*REQUIREMENT*
Quote the stretch of the article on Jackson State's finances from "In an interview" through "office by July 1.".

*EXCERPT PROVIDED*
·····
Last October, the Institutes of Higher Learning trustees reported Jackson State’s cash reserves declined from $37 million to $4 million over the past four years. The board hired Matthews, Cutrer and Lindsay, an accounting analytics firm, to assess the university’s finances between fiscal year 2012 and fiscal year 2016.
Less than a week later, Carolyn Meyers announced her resignation as university president. Paige took over as interim president on Nov. 7.
Set to begin meeting next week, the advanced development groups will focus on two areas: operations and academics.
“The way to go about that is to go out into the open market and get audit firms. Obviously, we can’t afford that,” Paige said.
Instead, Paige and his staff have identified personnel across different university departments with various kinds of expertise to form the advanced development groups.
Those dealing with operations will consider student recruitment and retention, streamlining contracts and other ways the university handles business. The academic groups will consider the financial viability of all classes. All of the groups will identify, discuss and recommend measures that will better balance the university budget.
In an interview with Mississippi Today last week, Paige said more money-generating activities at Mississippi Memorial Stadium also could help reverse the financial deficit.
Paige welcomes recommendations from others, too. They should be sent to [email protected]
Paige doesn’t expect JSU’s financial issues to be resolved during his time at the university, but he is beginning the process for the next president, who he expects will be in office by July 1.
·····
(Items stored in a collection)

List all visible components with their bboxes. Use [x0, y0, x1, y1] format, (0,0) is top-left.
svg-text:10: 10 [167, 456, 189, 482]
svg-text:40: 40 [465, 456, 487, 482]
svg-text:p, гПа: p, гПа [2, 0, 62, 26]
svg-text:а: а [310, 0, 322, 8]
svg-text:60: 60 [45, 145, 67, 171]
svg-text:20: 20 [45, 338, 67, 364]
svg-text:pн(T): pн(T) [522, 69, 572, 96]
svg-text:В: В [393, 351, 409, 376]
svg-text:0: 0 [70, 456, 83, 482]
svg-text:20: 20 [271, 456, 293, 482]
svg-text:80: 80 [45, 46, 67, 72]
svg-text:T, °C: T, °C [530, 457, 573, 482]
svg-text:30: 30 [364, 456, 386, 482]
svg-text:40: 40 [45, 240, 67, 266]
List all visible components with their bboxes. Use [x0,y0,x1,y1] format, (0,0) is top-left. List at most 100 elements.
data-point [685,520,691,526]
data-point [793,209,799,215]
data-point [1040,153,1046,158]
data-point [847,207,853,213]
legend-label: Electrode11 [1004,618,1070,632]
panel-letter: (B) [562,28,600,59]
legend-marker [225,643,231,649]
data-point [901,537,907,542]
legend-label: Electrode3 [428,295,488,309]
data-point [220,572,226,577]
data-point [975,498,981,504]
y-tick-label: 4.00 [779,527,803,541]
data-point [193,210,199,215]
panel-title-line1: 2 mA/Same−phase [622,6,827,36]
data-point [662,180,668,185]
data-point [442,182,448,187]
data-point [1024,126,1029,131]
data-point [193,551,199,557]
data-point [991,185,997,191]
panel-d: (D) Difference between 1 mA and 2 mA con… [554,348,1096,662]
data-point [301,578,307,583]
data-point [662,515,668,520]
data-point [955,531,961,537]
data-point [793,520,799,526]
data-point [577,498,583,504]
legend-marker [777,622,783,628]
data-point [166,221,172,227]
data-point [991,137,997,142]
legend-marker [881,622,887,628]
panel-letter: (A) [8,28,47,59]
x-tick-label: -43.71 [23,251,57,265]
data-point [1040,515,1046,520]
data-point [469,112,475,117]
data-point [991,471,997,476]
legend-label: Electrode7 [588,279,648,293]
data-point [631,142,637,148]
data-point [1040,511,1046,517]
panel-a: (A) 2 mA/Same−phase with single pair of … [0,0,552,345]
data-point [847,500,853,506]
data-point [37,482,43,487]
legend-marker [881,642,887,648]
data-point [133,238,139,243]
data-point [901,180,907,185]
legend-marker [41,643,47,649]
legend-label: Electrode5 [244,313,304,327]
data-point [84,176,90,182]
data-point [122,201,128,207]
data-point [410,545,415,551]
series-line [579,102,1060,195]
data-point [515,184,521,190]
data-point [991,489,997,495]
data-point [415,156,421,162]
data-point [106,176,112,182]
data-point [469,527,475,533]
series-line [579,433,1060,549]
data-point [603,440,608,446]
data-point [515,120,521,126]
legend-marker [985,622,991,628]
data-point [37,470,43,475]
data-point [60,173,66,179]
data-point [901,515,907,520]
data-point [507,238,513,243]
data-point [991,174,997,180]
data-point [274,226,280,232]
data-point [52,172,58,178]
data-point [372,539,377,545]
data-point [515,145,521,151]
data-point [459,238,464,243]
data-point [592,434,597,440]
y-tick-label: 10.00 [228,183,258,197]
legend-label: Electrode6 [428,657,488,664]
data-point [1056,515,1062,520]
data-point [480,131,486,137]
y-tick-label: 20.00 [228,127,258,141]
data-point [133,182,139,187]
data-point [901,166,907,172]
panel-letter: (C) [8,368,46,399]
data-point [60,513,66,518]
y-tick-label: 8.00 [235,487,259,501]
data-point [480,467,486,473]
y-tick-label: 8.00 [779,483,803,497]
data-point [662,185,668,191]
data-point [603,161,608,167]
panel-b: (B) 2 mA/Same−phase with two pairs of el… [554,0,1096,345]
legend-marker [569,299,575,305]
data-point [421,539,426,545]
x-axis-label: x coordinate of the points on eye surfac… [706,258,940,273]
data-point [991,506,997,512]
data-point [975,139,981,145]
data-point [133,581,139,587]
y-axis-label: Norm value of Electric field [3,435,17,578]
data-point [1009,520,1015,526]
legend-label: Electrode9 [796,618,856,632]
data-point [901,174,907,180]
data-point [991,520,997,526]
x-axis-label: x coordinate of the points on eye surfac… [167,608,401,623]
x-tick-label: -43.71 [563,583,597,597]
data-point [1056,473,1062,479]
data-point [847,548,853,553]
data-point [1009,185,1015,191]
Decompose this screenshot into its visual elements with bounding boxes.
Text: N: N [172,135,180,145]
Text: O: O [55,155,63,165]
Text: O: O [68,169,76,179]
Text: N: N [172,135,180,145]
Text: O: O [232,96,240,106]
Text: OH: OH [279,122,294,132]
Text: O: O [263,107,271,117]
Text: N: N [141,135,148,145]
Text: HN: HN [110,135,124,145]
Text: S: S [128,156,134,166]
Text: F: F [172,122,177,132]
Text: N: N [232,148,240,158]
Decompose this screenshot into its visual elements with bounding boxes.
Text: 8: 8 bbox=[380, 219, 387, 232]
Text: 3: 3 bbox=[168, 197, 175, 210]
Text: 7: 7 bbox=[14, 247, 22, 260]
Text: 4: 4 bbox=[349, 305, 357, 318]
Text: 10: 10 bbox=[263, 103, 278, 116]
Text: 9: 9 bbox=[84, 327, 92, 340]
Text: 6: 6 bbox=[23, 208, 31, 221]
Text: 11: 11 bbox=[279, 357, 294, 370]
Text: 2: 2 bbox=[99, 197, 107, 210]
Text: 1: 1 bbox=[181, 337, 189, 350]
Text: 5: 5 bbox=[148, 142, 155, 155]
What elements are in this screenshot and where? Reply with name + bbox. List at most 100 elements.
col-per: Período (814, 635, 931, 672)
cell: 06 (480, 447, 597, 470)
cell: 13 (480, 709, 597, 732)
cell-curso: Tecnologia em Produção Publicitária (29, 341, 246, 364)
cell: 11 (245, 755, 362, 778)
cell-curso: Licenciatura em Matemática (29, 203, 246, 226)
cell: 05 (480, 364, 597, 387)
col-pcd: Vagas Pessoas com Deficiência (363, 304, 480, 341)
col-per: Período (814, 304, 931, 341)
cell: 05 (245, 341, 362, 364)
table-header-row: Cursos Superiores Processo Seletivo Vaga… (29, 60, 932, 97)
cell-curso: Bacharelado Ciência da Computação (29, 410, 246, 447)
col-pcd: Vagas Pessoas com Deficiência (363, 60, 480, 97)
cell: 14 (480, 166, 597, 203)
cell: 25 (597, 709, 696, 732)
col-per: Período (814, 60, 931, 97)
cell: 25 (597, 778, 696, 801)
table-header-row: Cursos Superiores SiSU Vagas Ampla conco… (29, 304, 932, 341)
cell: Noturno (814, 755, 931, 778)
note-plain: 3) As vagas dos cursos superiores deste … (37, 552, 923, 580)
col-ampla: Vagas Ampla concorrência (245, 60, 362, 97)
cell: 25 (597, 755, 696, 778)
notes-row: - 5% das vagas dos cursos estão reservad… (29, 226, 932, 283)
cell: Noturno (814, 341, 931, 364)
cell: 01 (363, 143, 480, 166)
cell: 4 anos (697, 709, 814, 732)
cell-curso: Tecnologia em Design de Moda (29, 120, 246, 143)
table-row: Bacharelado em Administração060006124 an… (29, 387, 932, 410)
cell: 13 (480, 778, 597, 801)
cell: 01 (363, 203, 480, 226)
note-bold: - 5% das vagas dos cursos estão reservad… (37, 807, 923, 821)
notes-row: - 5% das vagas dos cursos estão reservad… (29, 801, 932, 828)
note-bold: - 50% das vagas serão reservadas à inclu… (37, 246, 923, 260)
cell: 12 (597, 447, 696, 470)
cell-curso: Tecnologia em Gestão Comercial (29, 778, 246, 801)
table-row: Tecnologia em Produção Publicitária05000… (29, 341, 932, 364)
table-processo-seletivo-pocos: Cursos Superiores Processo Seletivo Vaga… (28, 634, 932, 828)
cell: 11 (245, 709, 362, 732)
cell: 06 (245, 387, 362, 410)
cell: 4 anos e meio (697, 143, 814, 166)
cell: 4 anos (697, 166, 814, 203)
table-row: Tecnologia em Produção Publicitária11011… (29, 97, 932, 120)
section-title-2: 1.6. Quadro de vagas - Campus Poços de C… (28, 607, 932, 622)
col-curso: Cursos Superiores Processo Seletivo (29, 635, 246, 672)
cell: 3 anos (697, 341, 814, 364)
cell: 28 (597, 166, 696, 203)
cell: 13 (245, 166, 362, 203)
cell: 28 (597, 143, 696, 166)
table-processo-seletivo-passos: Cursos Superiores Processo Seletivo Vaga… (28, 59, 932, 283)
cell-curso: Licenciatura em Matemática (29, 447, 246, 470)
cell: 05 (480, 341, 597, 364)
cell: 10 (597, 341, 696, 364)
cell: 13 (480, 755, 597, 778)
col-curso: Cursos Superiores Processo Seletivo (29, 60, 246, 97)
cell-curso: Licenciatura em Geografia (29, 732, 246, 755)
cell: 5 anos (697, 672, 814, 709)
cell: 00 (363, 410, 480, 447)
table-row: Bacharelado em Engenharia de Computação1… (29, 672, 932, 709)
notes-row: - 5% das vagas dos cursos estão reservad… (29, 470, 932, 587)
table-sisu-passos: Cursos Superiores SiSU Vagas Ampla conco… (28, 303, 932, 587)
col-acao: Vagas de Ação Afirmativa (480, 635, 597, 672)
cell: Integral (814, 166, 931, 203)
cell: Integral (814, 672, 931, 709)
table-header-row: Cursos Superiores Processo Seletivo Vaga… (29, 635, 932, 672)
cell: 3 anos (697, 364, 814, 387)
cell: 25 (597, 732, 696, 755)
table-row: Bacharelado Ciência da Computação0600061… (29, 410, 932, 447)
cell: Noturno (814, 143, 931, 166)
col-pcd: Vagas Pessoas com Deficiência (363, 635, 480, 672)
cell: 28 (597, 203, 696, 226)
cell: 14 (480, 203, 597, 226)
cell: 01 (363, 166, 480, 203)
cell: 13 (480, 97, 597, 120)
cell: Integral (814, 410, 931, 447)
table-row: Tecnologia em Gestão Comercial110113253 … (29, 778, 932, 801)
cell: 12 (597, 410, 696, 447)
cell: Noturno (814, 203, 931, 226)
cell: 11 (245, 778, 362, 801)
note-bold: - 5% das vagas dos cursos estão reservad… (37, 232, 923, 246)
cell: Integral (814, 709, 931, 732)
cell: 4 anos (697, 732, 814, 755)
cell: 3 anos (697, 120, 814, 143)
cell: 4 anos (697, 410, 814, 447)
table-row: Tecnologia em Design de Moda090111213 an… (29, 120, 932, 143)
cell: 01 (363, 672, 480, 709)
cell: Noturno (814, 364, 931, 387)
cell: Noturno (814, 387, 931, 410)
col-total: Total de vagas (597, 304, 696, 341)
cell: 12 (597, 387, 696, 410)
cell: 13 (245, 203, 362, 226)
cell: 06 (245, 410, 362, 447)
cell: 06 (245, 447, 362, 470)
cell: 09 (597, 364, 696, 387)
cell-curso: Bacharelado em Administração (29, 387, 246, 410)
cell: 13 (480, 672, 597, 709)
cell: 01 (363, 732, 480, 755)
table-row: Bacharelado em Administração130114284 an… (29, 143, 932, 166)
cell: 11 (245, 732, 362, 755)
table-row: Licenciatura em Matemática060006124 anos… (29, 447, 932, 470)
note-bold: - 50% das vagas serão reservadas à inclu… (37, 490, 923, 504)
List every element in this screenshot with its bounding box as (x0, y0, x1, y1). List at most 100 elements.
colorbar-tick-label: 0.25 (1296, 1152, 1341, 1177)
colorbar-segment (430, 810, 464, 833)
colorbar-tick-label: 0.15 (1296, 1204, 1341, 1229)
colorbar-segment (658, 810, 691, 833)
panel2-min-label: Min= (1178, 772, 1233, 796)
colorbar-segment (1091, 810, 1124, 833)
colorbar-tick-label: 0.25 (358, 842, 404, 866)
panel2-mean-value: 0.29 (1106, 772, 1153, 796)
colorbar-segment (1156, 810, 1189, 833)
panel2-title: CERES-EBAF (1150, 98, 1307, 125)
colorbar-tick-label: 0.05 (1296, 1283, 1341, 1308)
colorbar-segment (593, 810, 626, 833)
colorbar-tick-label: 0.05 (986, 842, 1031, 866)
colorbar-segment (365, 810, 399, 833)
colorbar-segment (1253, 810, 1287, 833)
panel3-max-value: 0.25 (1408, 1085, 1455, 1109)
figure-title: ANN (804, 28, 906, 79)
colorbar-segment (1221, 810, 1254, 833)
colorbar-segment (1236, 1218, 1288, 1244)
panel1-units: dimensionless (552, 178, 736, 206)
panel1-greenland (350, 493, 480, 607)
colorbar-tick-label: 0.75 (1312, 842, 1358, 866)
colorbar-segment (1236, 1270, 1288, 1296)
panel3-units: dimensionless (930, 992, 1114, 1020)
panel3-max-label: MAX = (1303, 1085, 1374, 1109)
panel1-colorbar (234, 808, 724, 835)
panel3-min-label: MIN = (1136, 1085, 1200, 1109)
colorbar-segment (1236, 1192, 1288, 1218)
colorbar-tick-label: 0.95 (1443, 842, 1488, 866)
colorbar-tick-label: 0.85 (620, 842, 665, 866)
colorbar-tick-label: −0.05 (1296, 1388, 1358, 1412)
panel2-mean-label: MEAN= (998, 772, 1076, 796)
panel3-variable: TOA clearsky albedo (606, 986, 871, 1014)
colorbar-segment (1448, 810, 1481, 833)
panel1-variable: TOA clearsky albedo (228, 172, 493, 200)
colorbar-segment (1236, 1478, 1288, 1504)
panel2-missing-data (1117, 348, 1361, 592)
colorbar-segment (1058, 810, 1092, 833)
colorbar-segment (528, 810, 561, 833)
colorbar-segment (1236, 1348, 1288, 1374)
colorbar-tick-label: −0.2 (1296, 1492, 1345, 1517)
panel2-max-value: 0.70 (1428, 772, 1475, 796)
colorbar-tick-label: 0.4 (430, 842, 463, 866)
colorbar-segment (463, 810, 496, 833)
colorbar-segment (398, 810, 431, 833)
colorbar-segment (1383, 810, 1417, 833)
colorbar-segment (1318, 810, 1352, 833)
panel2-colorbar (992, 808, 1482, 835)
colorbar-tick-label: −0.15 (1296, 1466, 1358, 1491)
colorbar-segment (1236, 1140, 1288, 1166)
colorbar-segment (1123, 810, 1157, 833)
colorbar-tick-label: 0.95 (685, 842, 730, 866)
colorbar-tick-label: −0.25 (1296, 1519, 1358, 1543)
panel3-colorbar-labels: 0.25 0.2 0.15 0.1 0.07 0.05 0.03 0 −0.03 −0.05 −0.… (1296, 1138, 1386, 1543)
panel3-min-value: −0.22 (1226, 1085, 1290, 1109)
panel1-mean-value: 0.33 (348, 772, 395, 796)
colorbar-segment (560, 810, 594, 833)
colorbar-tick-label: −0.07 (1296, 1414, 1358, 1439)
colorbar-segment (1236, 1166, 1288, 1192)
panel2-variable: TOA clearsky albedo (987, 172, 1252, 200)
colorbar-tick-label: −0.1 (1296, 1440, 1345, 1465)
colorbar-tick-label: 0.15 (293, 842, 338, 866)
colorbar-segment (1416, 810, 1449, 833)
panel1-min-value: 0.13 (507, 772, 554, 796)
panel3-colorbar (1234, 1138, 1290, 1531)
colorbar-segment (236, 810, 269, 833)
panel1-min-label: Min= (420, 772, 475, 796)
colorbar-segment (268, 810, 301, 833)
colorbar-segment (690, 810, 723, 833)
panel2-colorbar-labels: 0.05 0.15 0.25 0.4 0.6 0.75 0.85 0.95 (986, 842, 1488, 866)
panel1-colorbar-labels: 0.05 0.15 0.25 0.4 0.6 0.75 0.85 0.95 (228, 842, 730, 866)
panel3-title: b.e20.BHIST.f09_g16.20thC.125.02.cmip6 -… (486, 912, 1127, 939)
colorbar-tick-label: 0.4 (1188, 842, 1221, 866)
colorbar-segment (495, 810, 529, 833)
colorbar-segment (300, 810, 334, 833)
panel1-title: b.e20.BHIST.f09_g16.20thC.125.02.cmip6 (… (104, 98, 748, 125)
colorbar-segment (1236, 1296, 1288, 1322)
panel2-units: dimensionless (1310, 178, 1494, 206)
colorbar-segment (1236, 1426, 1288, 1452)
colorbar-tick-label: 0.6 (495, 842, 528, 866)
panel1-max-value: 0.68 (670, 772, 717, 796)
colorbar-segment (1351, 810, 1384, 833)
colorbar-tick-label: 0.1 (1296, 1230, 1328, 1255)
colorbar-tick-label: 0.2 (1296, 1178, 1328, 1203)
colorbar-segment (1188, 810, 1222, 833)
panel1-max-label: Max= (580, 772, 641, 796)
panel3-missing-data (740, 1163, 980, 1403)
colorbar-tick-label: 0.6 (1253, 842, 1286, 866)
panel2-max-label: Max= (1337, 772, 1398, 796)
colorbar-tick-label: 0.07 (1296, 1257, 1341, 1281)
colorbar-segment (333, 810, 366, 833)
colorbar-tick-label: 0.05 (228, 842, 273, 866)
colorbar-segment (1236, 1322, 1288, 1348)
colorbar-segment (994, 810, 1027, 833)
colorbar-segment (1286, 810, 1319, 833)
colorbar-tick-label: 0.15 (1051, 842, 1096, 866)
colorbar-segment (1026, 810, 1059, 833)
·····
*ANSWER TO THE PROBLEM*
In an interview with Mississippi Today last week, Paige said more money-generating activities at Mississippi Memorial Stadium also could help reverse the financial deficit.
Paige welcomes recommendations from others, too. They should be sent to [email protected]
Paige doesn’t expect JSU’s financial issues to be resolved during his time at the university, but he is beginning the process for the next president, who he expects will be in office by July 1.